▸ **Your objective**: Report every line in the listing that contains the string "works".

▸ **Data supplied**:
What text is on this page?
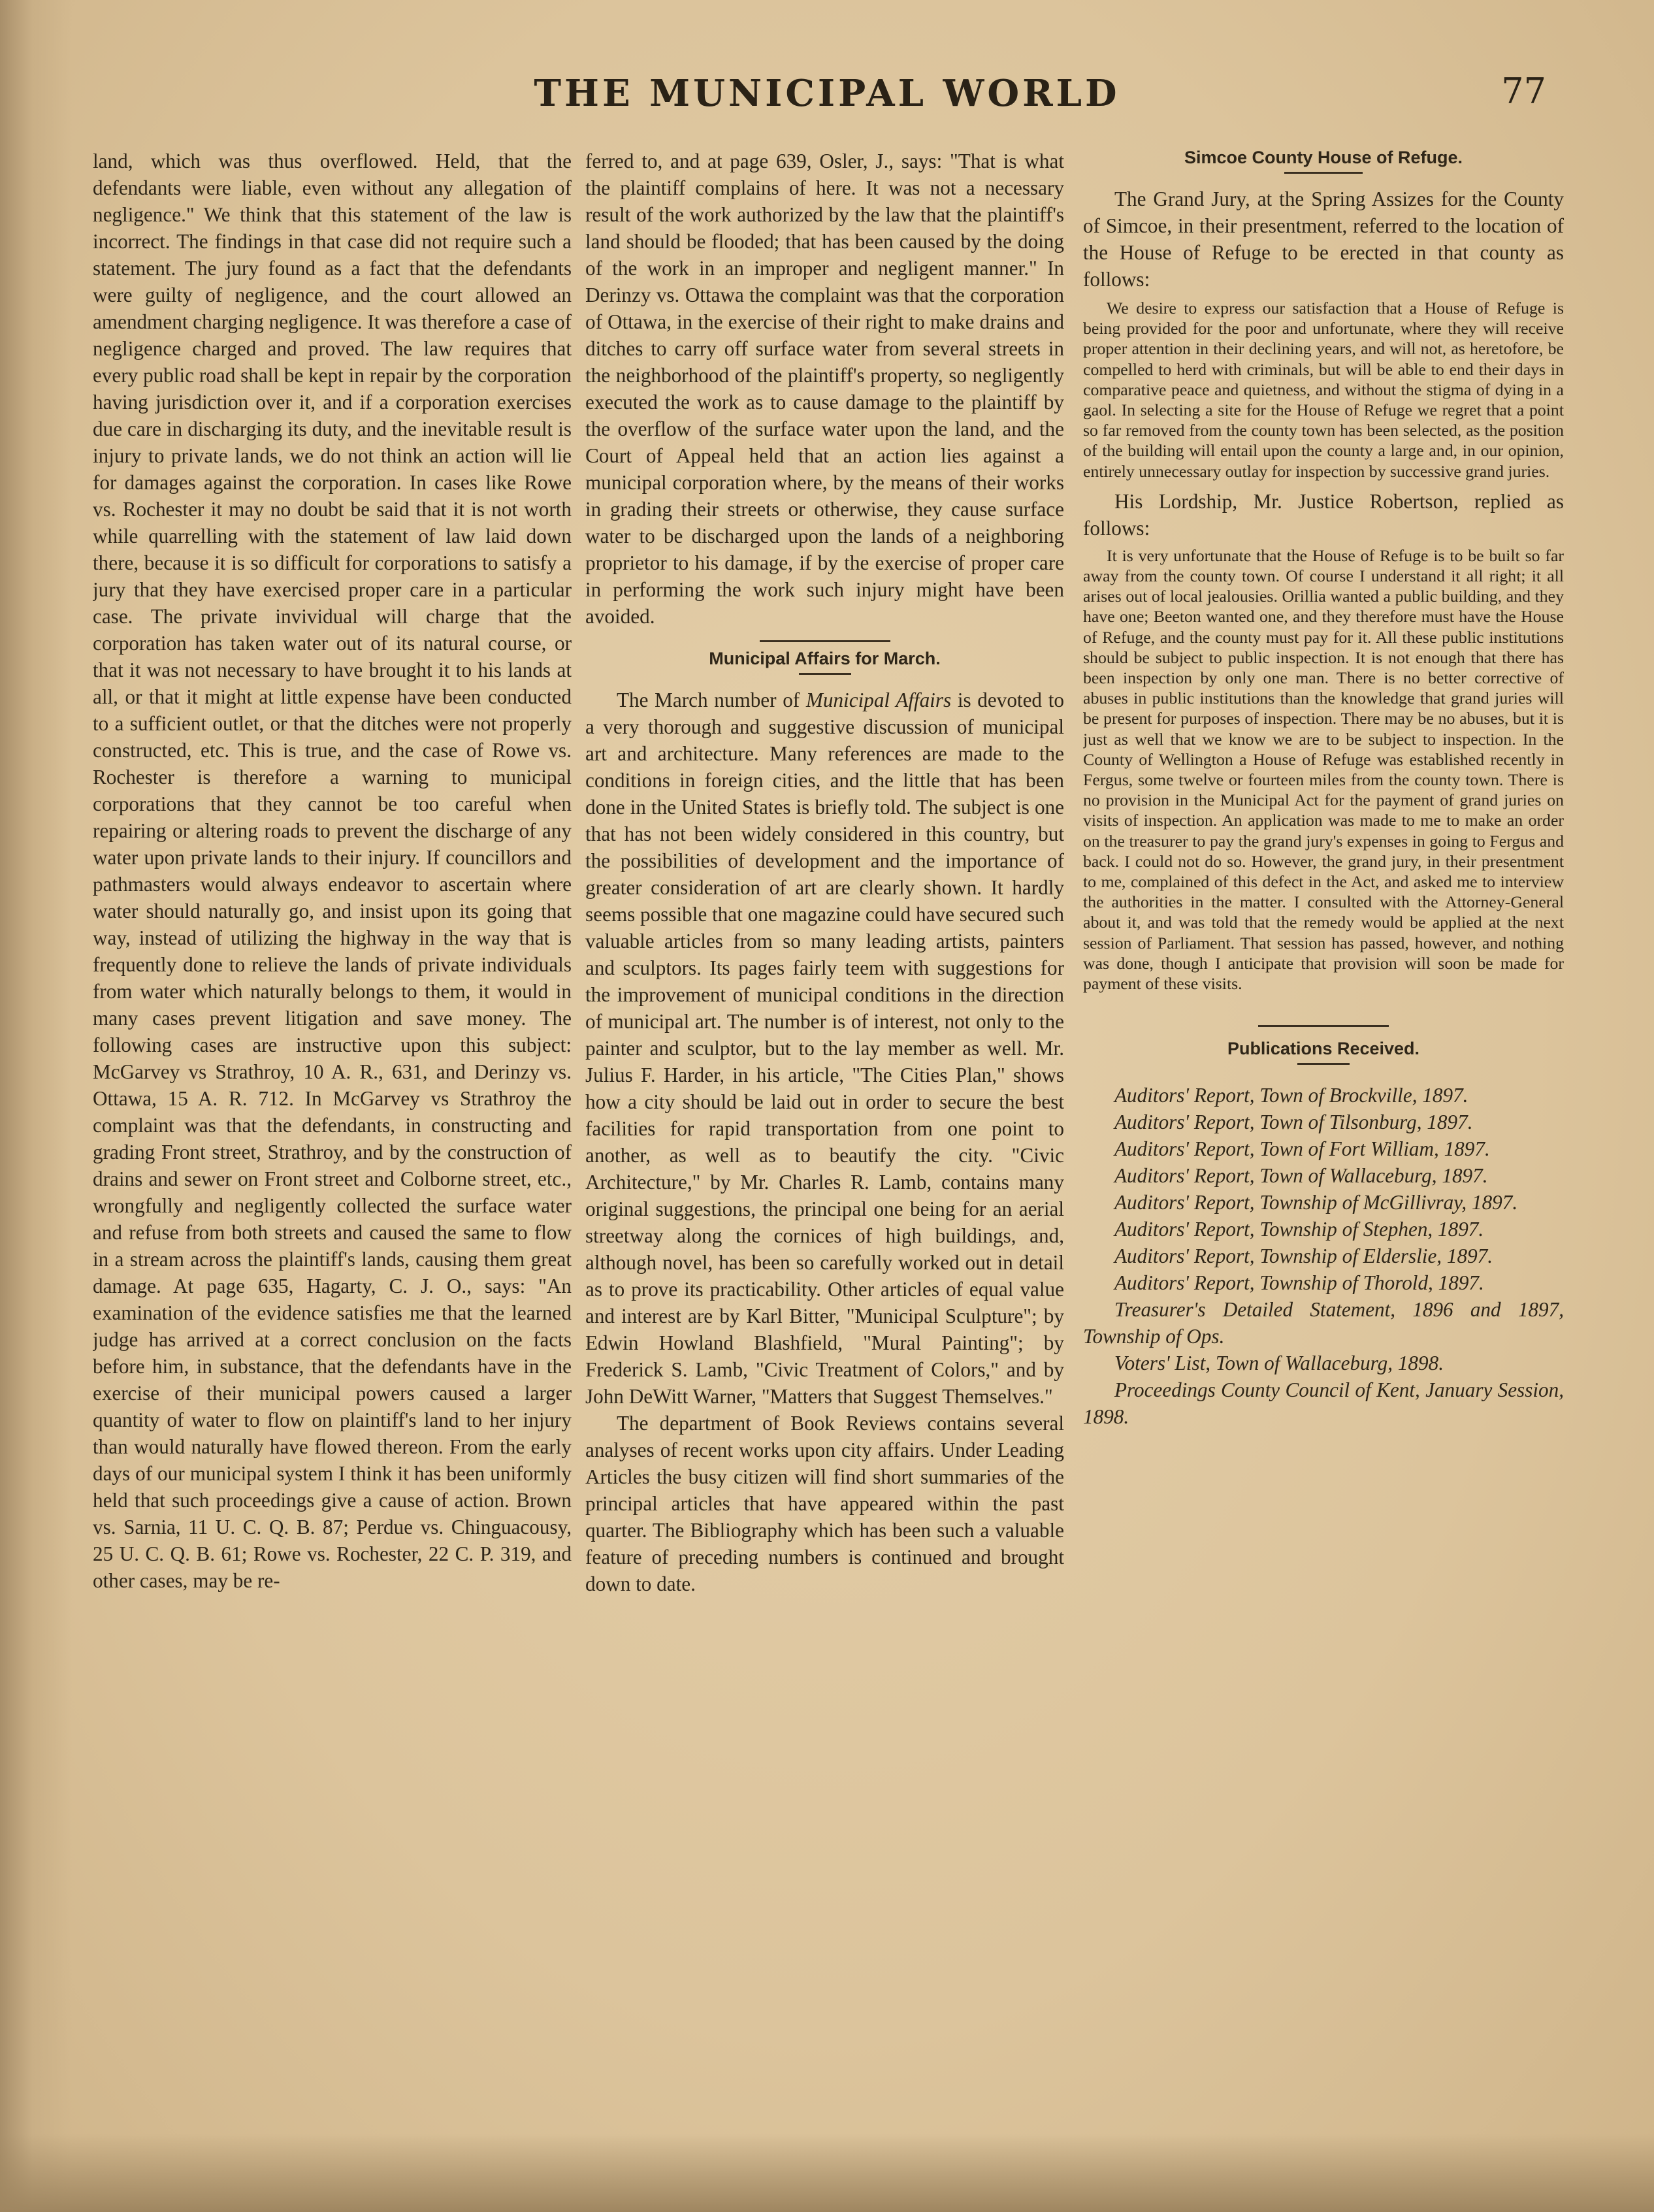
THE MUNICIPAL WORLD	77

land, which was thus overflowed. Held, that the defendants were liable, even without any allegation of negligence." We think that this statement of the law is incorrect. The findings in that case did not require such a statement. The jury found as a fact that the defendants were guilty of negligence, and the court allowed an amendment charging negligence. It was therefore a case of negligence charged and proved. The law requires that every public road shall be kept in repair by the corporation having jurisdiction over it, and if a corporation exercises due care in discharging its duty, and the inevitable result is injury to private lands, we do not think an action will lie for damages against the corporation. In cases like Rowe vs. Rochester it may no doubt be said that it is not worth while quarrelling with the statement of law laid down there, because it is so difficult for corporations to satisfy a jury that they have exercised proper care in a particular case. The private invividual will charge that the corporation has taken water out of its natural course, or that it was not necessary to have brought it to his lands at all, or that it might at little expense have been conducted to a sufficient outlet, or that the ditches were not properly constructed, etc. This is true, and the case of Rowe vs. Rochester is therefore a warning to municipal corporations that they cannot be too careful when repairing or altering roads to prevent the discharge of any water upon private lands to their injury. If councillors and pathmasters would always endeavor to ascertain where water should naturally go, and insist upon its going that way, instead of utilizing the highway in the way that is frequently done to relieve the lands of private individuals from water which naturally belongs to them, it would in many cases prevent litigation and save money. The following cases are instructive upon this subject: McGarvey vs Strathroy, 10 A. R., 631, and Derinzy vs. Ottawa, 15 A. R. 712. In McGarvey vs Strathroy the complaint was that the defendants, in constructing and grading Front street, Strathroy, and by the construction of drains and sewer on Front street and Colborne street, etc., wrongfully and negligently collected the surface water and refuse from both streets and caused the same to flow in a stream across the plaintiff's lands, causing them great damage. At page 635, Hagarty, C. J. O., says: "An examination of the evidence satisfies me that the learned judge has arrived at a correct conclusion on the facts before him, in substance, that the defendants have in the exercise of their municipal powers caused a larger quantity of water to flow on plaintiff's land to her injury than would naturally have flowed thereon. From the early days of our municipal system I think it has been uniformly held that such proceedings give a cause of action. Brown vs. Sarnia, 11 U. C. Q. B. 87; Perdue vs. Chinguacousy, 25 U. C. Q. B. 61; Rowe vs. Rochester, 22 C. P. 319, and other cases, may be re-

ferred to, and at page 639, Osler, J., says: "That is what the plaintiff complains of here. It was not a necessary result of the work authorized by the law that the plaintiff's land should be flooded; that has been caused by the doing of the work in an improper and negligent manner." In Derinzy vs. Ottawa the complaint was that the corporation of Ottawa, in the exercise of their right to make drains and ditches to carry off surface water from several streets in the neighborhood of the plaintiff's property, so negligently executed the work as to cause damage to the plaintiff by the overflow of the surface water upon the land, and the Court of Appeal held that an action lies against a municipal corporation where, by the means of their works in grading their streets or otherwise, they cause surface water to be discharged upon the lands of a neighboring proprietor to his damage, if by the exercise of proper care in performing the work such injury might have been avoided.

Municipal Affairs for March.

The March number of Municipal Affairs is devoted to a very thorough and suggestive discussion of municipal art and architecture. Many references are made to the conditions in foreign cities, and the little that has been done in the United States is briefly told. The subject is one that has not been widely considered in this country, but the possibilities of development and the importance of greater consideration of art are clearly shown. It hardly seems possible that one magazine could have secured such valuable articles from so many leading artists, painters and sculptors. Its pages fairly teem with suggestions for the improvement of municipal conditions in the direction of municipal art. The number is of interest, not only to the painter and sculptor, but to the lay member as well. Mr. Julius F. Harder, in his article, "The Cities Plan," shows how a city should be laid out in order to secure the best facilities for rapid transportation from one point to another, as well as to beautify the city. "Civic Architecture," by Mr. Charles R. Lamb, contains many original suggestions, the principal one being for an aerial streetway along the cornices of high buildings, and, although novel, has been so carefully worked out in detail as to prove its practicability. Other articles of equal value and interest are by Karl Bitter, "Municipal Sculpture"; by Edwin Howland Blashfield, "Mural Painting"; by Frederick S. Lamb, "Civic Treatment of Colors," and by John DeWitt Warner, "Matters that Suggest Themselves."

The department of Book Reviews contains several analyses of recent works upon city affairs. Under Leading Articles the busy citizen will find short summaries of the principal articles that have appeared within the past quarter. The Bibliography which has been such a valuable feature of preceding numbers is continued and brought down to date.

Simcoe County House of Refuge.

The Grand Jury, at the Spring Assizes for the County of Simcoe, in their presentment, referred to the location of the House of Refuge to be erected in that county as follows:

We desire to express our satisfaction that a House of Refuge is being provided for the poor and unfortunate, where they will receive proper attention in their declining years, and will not, as heretofore, be compelled to herd with criminals, but will be able to end their days in comparative peace and quietness, and without the stigma of dying in a gaol. In selecting a site for the House of Refuge we regret that a point so far removed from the county town has been selected, as the position of the building will entail upon the county a large and, in our opinion, entirely unnecessary outlay for inspection by successive grand juries.

His Lordship, Mr. Justice Robertson, replied as follows:

It is very unfortunate that the House of Refuge is to be built so far away from the county town. Of course I understand it all right; it all arises out of local jealousies. Orillia wanted a public building, and they have one; Beeton wanted one, and they therefore must have the House of Refuge, and the county must pay for it. All these public institutions should be subject to public inspection. It is not enough that there has been inspection by only one man. There is no better corrective of abuses in public institutions than the knowledge that grand juries will be present for purposes of inspection. There may be no abuses, but it is just as well that we know we are to be subject to inspection. In the County of Wellington a House of Refuge was established recently in Fergus, some twelve or fourteen miles from the county town. There is no provision in the Municipal Act for the payment of grand juries on visits of inspection. An application was made to me to make an order on the treasurer to pay the grand jury's expenses in going to Fergus and back. I could not do so. However, the grand jury, in their presentment to me, complained of this defect in the Act, and asked me to interview the authorities in the matter. I consulted with the Attorney-General about it, and was told that the remedy would be applied at the next session of Parliament. That session has passed, however, and nothing was done, though I anticipate that provision will soon be made for payment of these visits.

Publications Received.

Auditors' Report, Town of Brockville, 1897.

Auditors' Report, Town of Tilsonburg, 1897.

Auditors' Report, Town of Fort William, 1897.

Auditors' Report, Town of Wallaceburg, 1897.

Auditors' Report, Township of McGillivray, 1897.

Auditors' Report, Township of Stephen, 1897.

Auditors' Report, Township of Elderslie, 1897.

Auditors' Report, Township of Thorold, 1897.

Treasurer's Detailed Statement, 1896 and 1897, Township of Ops.

Voters' List, Town of Wallaceburg, 1898.

Proceedings County Council of Kent, January Session, 1898.
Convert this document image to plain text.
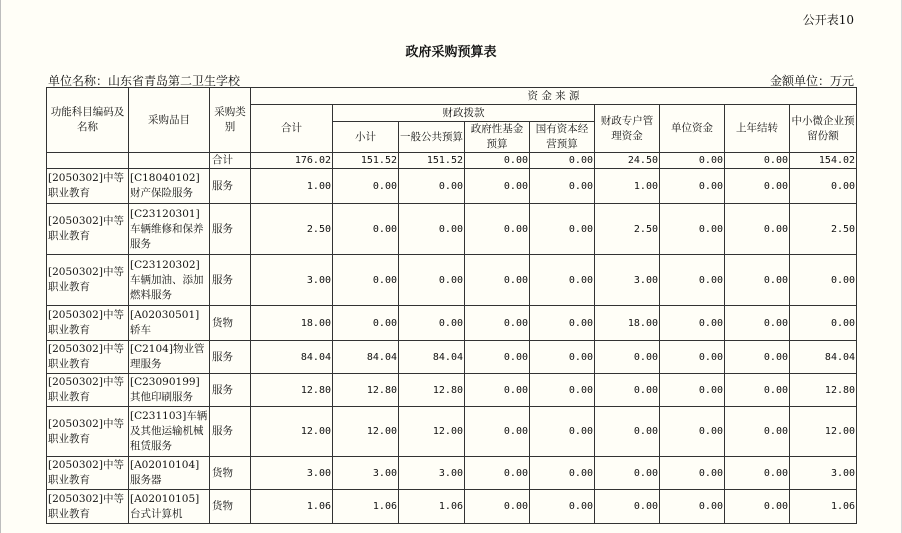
公开表10
政府采购预算表
单位名称：山东省青岛第二卫生学校	金额单位：万元
功能科目编码及名称	采购品目	采购类别	资 金 来 源								
			合计	财政拨款				财政专户管理资金	单位资金	上年结转	中小微企业预留份额
				小计	一般公共预算	政府性基金预算	国有资本经营预算				
		合计	176.02	151.52	151.52	0.00	0.00	24.50	0.00	0.00	154.02
[2050302]中等职业教育	[C18040102]财产保险服务	服务	1.00	0.00	0.00	0.00	0.00	1.00	0.00	0.00	0.00
[2050302]中等职业教育	[C23120301]车辆维修和保养服务	服务	2.50	0.00	0.00	0.00	0.00	2.50	0.00	0.00	2.50
[2050302]中等职业教育	[C23120302]车辆加油、添加燃料服务	服务	3.00	0.00	0.00	0.00	0.00	3.00	0.00	0.00	0.00
[2050302]中等职业教育	[A02030501]轿车	货物	18.00	0.00	0.00	0.00	0.00	18.00	0.00	0.00	0.00
[2050302]中等职业教育	[C2104]物业管理服务	服务	84.04	84.04	84.04	0.00	0.00	0.00	0.00	0.00	84.04
[2050302]中等职业教育	[C23090199]其他印刷服务	服务	12.80	12.80	12.80	0.00	0.00	0.00	0.00	0.00	12.80
[2050302]中等职业教育	[C231103]车辆及其他运输机械租赁服务	服务	12.00	12.00	12.00	0.00	0.00	0.00	0.00	0.00	12.00
[2050302]中等职业教育	[A02010104]服务器	货物	3.00	3.00	3.00	0.00	0.00	0.00	0.00	0.00	3.00
[2050302]中等职业教育	[A02010105]台式计算机	货物	1.06	1.06	1.06	0.00	0.00	0.00	0.00	0.00	1.06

▸ **Exercise solution**:
ferred to, and at page 639, Osler, J., says: "That is what the plaintiff complains of here. It was not a necessary result of the work authorized by the law that the plaintiff's land should be flooded; that has been caused by the doing of the work in an improper and negligent manner." In Derinzy vs. Ottawa the complaint was that the corporation of Ottawa, in the exercise of their right to make drains and ditches to carry off surface water from several streets in the neighborhood of the plaintiff's property, so negligently executed the work as to cause damage to the plaintiff by the overflow of the surface water upon the land, and the Court of Appeal held that an action lies against a municipal corporation where, by the means of their works in grading their streets or otherwise, they cause surface water to be discharged upon the lands of a neighboring proprietor to his damage, if by the exercise of proper care in performing the work such injury might have been avoided.
The department of Book Reviews contains several analyses of recent works upon city affairs. Under Leading Articles the busy citizen will find short summaries of the principal articles that have appeared within the past quarter. The Bibliography which has been such a valuable feature of preceding numbers is continued and brought down to date.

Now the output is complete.